Exercise:
Rename "volume-bar" to "volume-column" everywhere in the data and reproduce every other line unchanged, leaving the picture out.

>> Begin Exercise data

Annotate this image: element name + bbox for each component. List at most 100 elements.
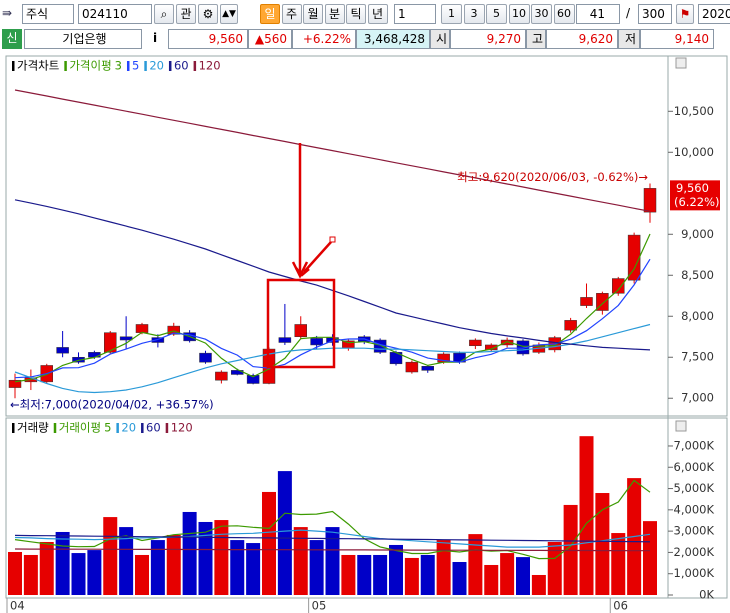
spin-button[interactable]: ▲▼ <box>220 4 238 24</box>
period-button[interactable]: 분 <box>324 4 345 24</box>
watch-button[interactable]: 관 <box>176 4 196 24</box>
info-button[interactable]: i <box>152 31 158 45</box>
low-annotation: ←최저:7,000(2020/04/02, +36.57%) <box>10 398 214 412</box>
volume: 3,468,428 <box>356 29 430 49</box>
flag: 신 <box>2 29 22 49</box>
volume-bar <box>373 554 388 595</box>
volume-bar <box>420 554 435 595</box>
legend-label: 60 <box>146 421 161 435</box>
candle-body <box>151 337 165 343</box>
x-tick-label: 06 <box>613 599 628 613</box>
code-input[interactable]: 024110 <box>78 4 152 24</box>
y-tick-label: 9,000 <box>681 227 714 241</box>
interval-button[interactable]: 10 <box>508 4 530 24</box>
candle-body <box>564 320 577 331</box>
unit-select[interactable]: 1 <box>394 4 436 24</box>
open: 9,270 <box>450 29 526 49</box>
legend-label: 20 <box>149 59 164 73</box>
change: ▲560 <box>248 29 292 49</box>
volume-bar <box>436 540 451 595</box>
period-button[interactable]: 틱 <box>346 4 366 24</box>
candle-body <box>580 297 593 306</box>
candle-body <box>643 188 657 213</box>
y-tick-label: 4,000K <box>674 502 715 516</box>
volume-bar <box>595 493 610 595</box>
interval-button[interactable]: 60 <box>553 4 575 24</box>
volume-bar <box>119 527 134 595</box>
moving-average-line <box>14 323 651 394</box>
period-button[interactable]: 년 <box>367 4 388 24</box>
x-tick-label: 04 <box>10 599 25 613</box>
candle-body <box>215 371 228 381</box>
price-panel <box>5 55 728 417</box>
interval-button[interactable]: 3 <box>463 4 485 24</box>
volume-bar <box>611 533 626 595</box>
settings-button[interactable]: ⚑ <box>676 4 694 24</box>
y-tick-label: 0K <box>699 587 714 601</box>
interval-button[interactable]: 5 <box>486 4 507 24</box>
y-tick-label: 7,000K <box>674 438 715 452</box>
panel-max[interactable] <box>675 420 687 432</box>
candle-body <box>119 336 133 341</box>
volume-bar <box>325 527 340 595</box>
volume-bar <box>230 540 245 595</box>
market: 주식 <box>26 7 49 21</box>
menu-icon[interactable]: ⇛ <box>2 6 13 20</box>
last-price-box <box>670 180 720 211</box>
legend-label: 5 <box>132 59 139 73</box>
volume-bar <box>484 564 499 595</box>
period-button[interactable]: 월 <box>303 4 323 24</box>
rate: +6.22% <box>292 29 356 49</box>
separator: / <box>626 6 631 20</box>
panel-max[interactable] <box>675 57 687 69</box>
volume-bar <box>150 540 165 595</box>
period-button[interactable]: 일 <box>260 4 280 24</box>
volume-bar <box>87 550 102 595</box>
volume-bar <box>468 534 483 595</box>
moving-average-line <box>14 89 651 212</box>
y-tick-label: 7,000 <box>681 391 714 405</box>
legend-swatch <box>64 61 67 71</box>
legend-swatch <box>141 423 144 433</box>
highlight <box>266 143 336 369</box>
candle-body <box>310 338 323 346</box>
volume-bar <box>357 554 372 595</box>
legend-swatch <box>165 423 169 433</box>
search-button[interactable]: ⌕ <box>154 4 174 24</box>
date-input[interactable]: 2020/ <box>698 4 730 24</box>
candle-body <box>500 339 514 346</box>
max-input[interactable]: 300 <box>638 4 672 24</box>
legend-label: 60 <box>174 59 189 73</box>
open-label: 시 <box>430 29 450 49</box>
count-input[interactable]: 41 <box>576 4 620 24</box>
legend-swatch <box>126 61 130 71</box>
candle-body <box>135 324 149 333</box>
watch: 관 <box>180 7 192 21</box>
legend-label: 가격이평 <box>69 59 111 73</box>
legend-label: 120 <box>199 59 221 73</box>
candle-body <box>278 337 292 343</box>
legend-label: 거래이평 <box>59 421 101 435</box>
volume-bar <box>643 521 657 595</box>
candle-body <box>405 361 419 373</box>
candle-body <box>469 339 482 347</box>
legend-swatch <box>144 61 147 71</box>
interval-button[interactable]: 30 <box>531 4 552 24</box>
market-select[interactable]: 주식 <box>22 4 74 24</box>
tool-button[interactable]: ⚙ <box>198 4 218 24</box>
y-tick-label: 6,000K <box>674 460 715 474</box>
candle-body <box>246 375 260 384</box>
handle[interactable] <box>329 236 336 243</box>
volume-bar <box>8 551 22 595</box>
high: 9,620 <box>546 29 618 49</box>
max: 300 <box>642 7 665 21</box>
y-tick-label: 5,000K <box>674 481 715 495</box>
interval-button[interactable]: 1 <box>441 4 462 24</box>
volume-bar <box>579 436 594 595</box>
arrow-head <box>291 261 309 279</box>
period-button[interactable]: 주 <box>281 4 302 24</box>
high-annotation: 최고:9,620(2020/06/03, -0.62%)→ <box>457 170 648 184</box>
unit: 1 <box>398 7 406 21</box>
moving-average-line <box>14 233 651 383</box>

>> End Exercise data

Answer to this task:
Annotate this image: element name + bbox for each component. List at most 100 elements.
spin-button[interactable]: ▲▼ <box>220 4 238 24</box>
period-button[interactable]: 분 <box>324 4 345 24</box>
watch-button[interactable]: 관 <box>176 4 196 24</box>
info-button[interactable]: i <box>152 31 158 45</box>
low-annotation: ←최저:7,000(2020/04/02, +36.57%) <box>10 398 214 412</box>
volume: 3,468,428 <box>356 29 430 49</box>
flag: 신 <box>2 29 22 49</box>
volume-column <box>373 554 388 595</box>
volume-column <box>420 554 435 595</box>
legend-label: 60 <box>146 421 161 435</box>
candle-body <box>151 337 165 343</box>
x-tick-label: 06 <box>613 599 628 613</box>
code-input[interactable]: 024110 <box>78 4 152 24</box>
y-tick-label: 9,000 <box>681 227 714 241</box>
interval-button[interactable]: 10 <box>508 4 530 24</box>
candle-body <box>564 320 577 331</box>
unit-select[interactable]: 1 <box>394 4 436 24</box>
open: 9,270 <box>450 29 526 49</box>
legend-label: 20 <box>149 59 164 73</box>
change: ▲560 <box>248 29 292 49</box>
volume-column <box>436 540 451 595</box>
period-button[interactable]: 틱 <box>346 4 366 24</box>
candle-body <box>580 297 593 306</box>
candle-body <box>643 188 657 213</box>
y-tick-label: 4,000K <box>674 502 715 516</box>
volume-column <box>595 493 610 595</box>
interval-button[interactable]: 60 <box>553 4 575 24</box>
volume-column <box>119 527 134 595</box>
moving-average-line <box>14 323 651 394</box>
period-button[interactable]: 년 <box>367 4 388 24</box>
x-tick-label: 04 <box>10 599 25 613</box>
candle-body <box>215 371 228 381</box>
price-panel <box>5 55 728 417</box>
interval-button[interactable]: 3 <box>463 4 485 24</box>
volume-column <box>611 533 626 595</box>
settings-button[interactable]: ⚑ <box>676 4 694 24</box>
y-tick-label: 0K <box>699 587 714 601</box>
interval-button[interactable]: 5 <box>486 4 507 24</box>
y-tick-label: 7,000K <box>674 438 715 452</box>
panel-max[interactable] <box>675 420 687 432</box>
candle-body <box>119 336 133 341</box>
volume-column <box>325 527 340 595</box>
volume-column <box>230 540 245 595</box>
market: 주식 <box>26 7 49 21</box>
menu-icon[interactable]: ⇛ <box>2 6 13 20</box>
last-price-box <box>670 180 720 211</box>
legend-label: 5 <box>132 59 139 73</box>
volume-column <box>484 564 499 595</box>
period-button[interactable]: 월 <box>303 4 323 24</box>
rate: +6.22% <box>292 29 356 49</box>
separator: / <box>626 6 631 20</box>
panel-max[interactable] <box>675 57 687 69</box>
volume-column <box>150 540 165 595</box>
period-button[interactable]: 일 <box>260 4 280 24</box>
volume-column <box>87 550 102 595</box>
volume-column <box>468 534 483 595</box>
moving-average-line <box>14 89 651 212</box>
y-tick-label: 7,000 <box>681 391 714 405</box>
legend-swatch <box>64 61 67 71</box>
legend-swatch <box>141 423 144 433</box>
highlight <box>266 143 336 369</box>
candle-body <box>310 338 323 346</box>
volume-column <box>357 554 372 595</box>
legend-swatch <box>165 423 169 433</box>
search-button[interactable]: ⌕ <box>154 4 174 24</box>
date-input[interactable]: 2020/ <box>698 4 730 24</box>
candle-body <box>500 339 514 346</box>
max-input[interactable]: 300 <box>638 4 672 24</box>
legend-label: 60 <box>174 59 189 73</box>
open-label: 시 <box>430 29 450 49</box>
count-input[interactable]: 41 <box>576 4 620 24</box>
legend-swatch <box>126 61 130 71</box>
candle-body <box>135 324 149 333</box>
watch: 관 <box>180 7 192 21</box>
legend-label: 가격이평 <box>69 59 111 73</box>
legend-label: 120 <box>199 59 221 73</box>
candle-body <box>278 337 292 343</box>
legend-label: 거래이평 <box>59 421 101 435</box>
volume-column <box>643 521 657 595</box>
candle-body <box>405 361 419 373</box>
candle-body <box>469 339 482 347</box>
legend-swatch <box>144 61 147 71</box>
interval-button[interactable]: 30 <box>531 4 552 24</box>
market-select[interactable]: 주식 <box>22 4 74 24</box>
tool-button[interactable]: ⚙ <box>198 4 218 24</box>
y-tick-label: 6,000K <box>674 460 715 474</box>
candle-body <box>246 375 260 384</box>
handle[interactable] <box>329 236 336 243</box>
volume-column <box>8 551 22 595</box>
high: 9,620 <box>546 29 618 49</box>
max: 300 <box>642 7 665 21</box>
y-tick-label: 5,000K <box>674 481 715 495</box>
interval-button[interactable]: 1 <box>441 4 462 24</box>
volume-column <box>579 436 594 595</box>
arrow-head <box>291 261 309 279</box>
period-button[interactable]: 주 <box>281 4 302 24</box>
high-annotation: 최고:9,620(2020/06/03, -0.62%)→ <box>457 170 648 184</box>
unit: 1 <box>398 7 406 21</box>
moving-average-line <box>14 233 651 383</box>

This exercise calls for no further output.